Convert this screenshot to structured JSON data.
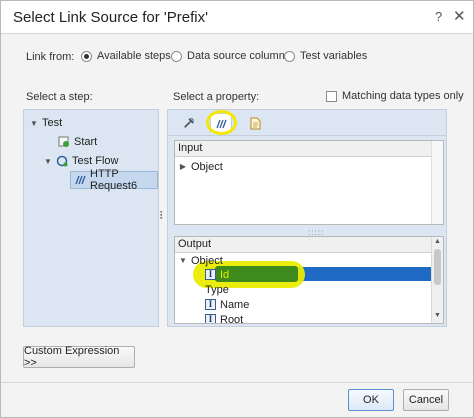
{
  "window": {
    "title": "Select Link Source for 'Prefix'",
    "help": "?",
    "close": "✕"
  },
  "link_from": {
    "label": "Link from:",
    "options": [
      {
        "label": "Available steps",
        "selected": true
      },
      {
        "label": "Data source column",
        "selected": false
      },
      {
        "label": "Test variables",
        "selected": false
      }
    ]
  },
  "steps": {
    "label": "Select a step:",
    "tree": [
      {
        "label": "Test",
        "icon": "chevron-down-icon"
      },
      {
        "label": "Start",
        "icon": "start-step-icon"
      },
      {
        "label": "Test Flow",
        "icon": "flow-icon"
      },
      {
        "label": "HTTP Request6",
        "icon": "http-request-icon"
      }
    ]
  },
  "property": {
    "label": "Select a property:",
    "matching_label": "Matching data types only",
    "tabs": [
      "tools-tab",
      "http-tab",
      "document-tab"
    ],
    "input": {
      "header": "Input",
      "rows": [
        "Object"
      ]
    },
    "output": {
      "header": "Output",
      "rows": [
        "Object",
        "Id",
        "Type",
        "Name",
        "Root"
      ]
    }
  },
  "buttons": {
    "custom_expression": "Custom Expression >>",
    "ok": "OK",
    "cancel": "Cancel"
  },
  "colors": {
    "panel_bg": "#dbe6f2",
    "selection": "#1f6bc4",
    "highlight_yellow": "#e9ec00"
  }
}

++++

- _Written instruction_: Every entry must be transcribed exactly. Pictures do not belong in the copy.

- _Task result_:
Convert this screenshot to structured JSON data.
{
  "window": {
    "title": "Select Link Source for 'Prefix'",
    "help": "?",
    "close": "✕"
  },
  "link_from": {
    "label": "Link from:",
    "options": [
      {
        "label": "Available steps",
        "selected": true
      },
      {
        "label": "Data source column",
        "selected": false
      },
      {
        "label": "Test variables",
        "selected": false
      }
    ]
  },
  "steps": {
    "label": "Select a step:",
    "tree": [
      {
        "label": "Test",
        "icon": "chevron-down-icon"
      },
      {
        "label": "Start",
        "icon": "start-step-icon"
      },
      {
        "label": "Test Flow",
        "icon": "flow-icon"
      },
      {
        "label": "HTTP Request6",
        "icon": "http-request-icon"
      }
    ]
  },
  "property": {
    "label": "Select a property:",
    "matching_label": "Matching data types only",
    "tabs": [
      "tools-tab",
      "http-tab",
      "document-tab"
    ],
    "input": {
      "header": "Input",
      "rows": [
        "Object"
      ]
    },
    "output": {
      "header": "Output",
      "rows": [
        "Object",
        "Id",
        "Type",
        "Name",
        "Root"
      ]
    }
  },
  "buttons": {
    "custom_expression": "Custom Expression >>",
    "ok": "OK",
    "cancel": "Cancel"
  },
  "colors": {
    "panel_bg": "#dbe6f2",
    "selection": "#1f6bc4",
    "highlight_yellow": "#e9ec00"
  }
}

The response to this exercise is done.